- [What this task involves]
The records that follow need to be output exactly as they are.

- [Records for processing]
========================================================================

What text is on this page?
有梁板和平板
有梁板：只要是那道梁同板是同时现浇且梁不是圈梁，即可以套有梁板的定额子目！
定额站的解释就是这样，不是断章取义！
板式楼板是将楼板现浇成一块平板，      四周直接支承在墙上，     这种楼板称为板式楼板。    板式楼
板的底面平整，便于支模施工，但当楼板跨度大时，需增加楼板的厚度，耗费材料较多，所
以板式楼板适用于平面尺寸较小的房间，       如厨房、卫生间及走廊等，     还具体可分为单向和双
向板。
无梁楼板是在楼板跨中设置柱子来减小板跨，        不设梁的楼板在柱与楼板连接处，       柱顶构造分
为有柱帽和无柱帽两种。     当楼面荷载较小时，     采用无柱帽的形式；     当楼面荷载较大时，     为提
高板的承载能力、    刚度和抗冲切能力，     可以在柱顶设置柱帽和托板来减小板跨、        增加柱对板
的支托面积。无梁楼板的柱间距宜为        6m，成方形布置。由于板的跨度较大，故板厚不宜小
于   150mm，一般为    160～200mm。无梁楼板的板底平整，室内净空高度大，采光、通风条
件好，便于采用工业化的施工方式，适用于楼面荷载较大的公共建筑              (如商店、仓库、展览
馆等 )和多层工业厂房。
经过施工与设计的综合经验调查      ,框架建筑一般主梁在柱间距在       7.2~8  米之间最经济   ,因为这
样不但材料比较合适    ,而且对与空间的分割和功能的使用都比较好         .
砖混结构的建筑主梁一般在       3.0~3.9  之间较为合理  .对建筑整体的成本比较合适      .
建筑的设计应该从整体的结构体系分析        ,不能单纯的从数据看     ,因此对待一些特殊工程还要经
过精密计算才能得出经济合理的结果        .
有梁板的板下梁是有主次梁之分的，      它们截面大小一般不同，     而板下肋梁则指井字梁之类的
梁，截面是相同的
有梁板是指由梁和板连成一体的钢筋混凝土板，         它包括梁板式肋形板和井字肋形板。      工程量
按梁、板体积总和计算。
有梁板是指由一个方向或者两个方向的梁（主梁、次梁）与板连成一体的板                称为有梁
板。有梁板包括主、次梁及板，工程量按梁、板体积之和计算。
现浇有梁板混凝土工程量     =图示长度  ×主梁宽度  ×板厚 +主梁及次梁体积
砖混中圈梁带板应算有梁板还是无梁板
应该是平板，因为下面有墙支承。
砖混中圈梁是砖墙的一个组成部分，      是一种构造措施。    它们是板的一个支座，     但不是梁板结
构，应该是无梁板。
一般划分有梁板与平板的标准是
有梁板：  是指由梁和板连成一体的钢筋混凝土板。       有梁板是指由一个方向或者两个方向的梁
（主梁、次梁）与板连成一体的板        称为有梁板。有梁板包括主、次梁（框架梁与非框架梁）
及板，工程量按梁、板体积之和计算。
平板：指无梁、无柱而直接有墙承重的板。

========================================================================

- [The solution]
What text is on this page?
有梁板和平板
有梁板：只要是那道梁同板是同时现浇且梁不是圈梁，即可以套有梁板的定额子目！
定额站的解释就是这样，不是断章取义！
板式楼板是将楼板现浇成一块平板，      四周直接支承在墙上，     这种楼板称为板式楼板。    板式楼
板的底面平整，便于支模施工，但当楼板跨度大时，需增加楼板的厚度，耗费材料较多，所
以板式楼板适用于平面尺寸较小的房间，       如厨房、卫生间及走廊等，     还具体可分为单向和双
向板。
无梁楼板是在楼板跨中设置柱子来减小板跨，        不设梁的楼板在柱与楼板连接处，       柱顶构造分
为有柱帽和无柱帽两种。     当楼面荷载较小时，     采用无柱帽的形式；     当楼面荷载较大时，     为提
高板的承载能力、    刚度和抗冲切能力，     可以在柱顶设置柱帽和托板来减小板跨、        增加柱对板
的支托面积。无梁楼板的柱间距宜为        6m，成方形布置。由于板的跨度较大，故板厚不宜小
于   150mm，一般为    160～200mm。无梁楼板的板底平整，室内净空高度大，采光、通风条
件好，便于采用工业化的施工方式，适用于楼面荷载较大的公共建筑              (如商店、仓库、展览
馆等 )和多层工业厂房。
经过施工与设计的综合经验调查      ,框架建筑一般主梁在柱间距在       7.2~8  米之间最经济   ,因为这
样不但材料比较合适    ,而且对与空间的分割和功能的使用都比较好         .
砖混结构的建筑主梁一般在       3.0~3.9  之间较为合理  .对建筑整体的成本比较合适      .
建筑的设计应该从整体的结构体系分析        ,不能单纯的从数据看     ,因此对待一些特殊工程还要经
过精密计算才能得出经济合理的结果        .
有梁板的板下梁是有主次梁之分的，      它们截面大小一般不同，     而板下肋梁则指井字梁之类的
梁，截面是相同的
有梁板是指由梁和板连成一体的钢筋混凝土板，         它包括梁板式肋形板和井字肋形板。      工程量
按梁、板体积总和计算。
有梁板是指由一个方向或者两个方向的梁（主梁、次梁）与板连成一体的板                称为有梁
板。有梁板包括主、次梁及板，工程量按梁、板体积之和计算。
现浇有梁板混凝土工程量     =图示长度  ×主梁宽度  ×板厚 +主梁及次梁体积
砖混中圈梁带板应算有梁板还是无梁板
应该是平板，因为下面有墙支承。
砖混中圈梁是砖墙的一个组成部分，      是一种构造措施。    它们是板的一个支座，     但不是梁板结
构，应该是无梁板。
一般划分有梁板与平板的标准是
有梁板：  是指由梁和板连成一体的钢筋混凝土板。       有梁板是指由一个方向或者两个方向的梁
（主梁、次梁）与板连成一体的板        称为有梁板。有梁板包括主、次梁（框架梁与非框架梁）
及板，工程量按梁、板体积之和计算。
平板：指无梁、无柱而直接有墙承重的板。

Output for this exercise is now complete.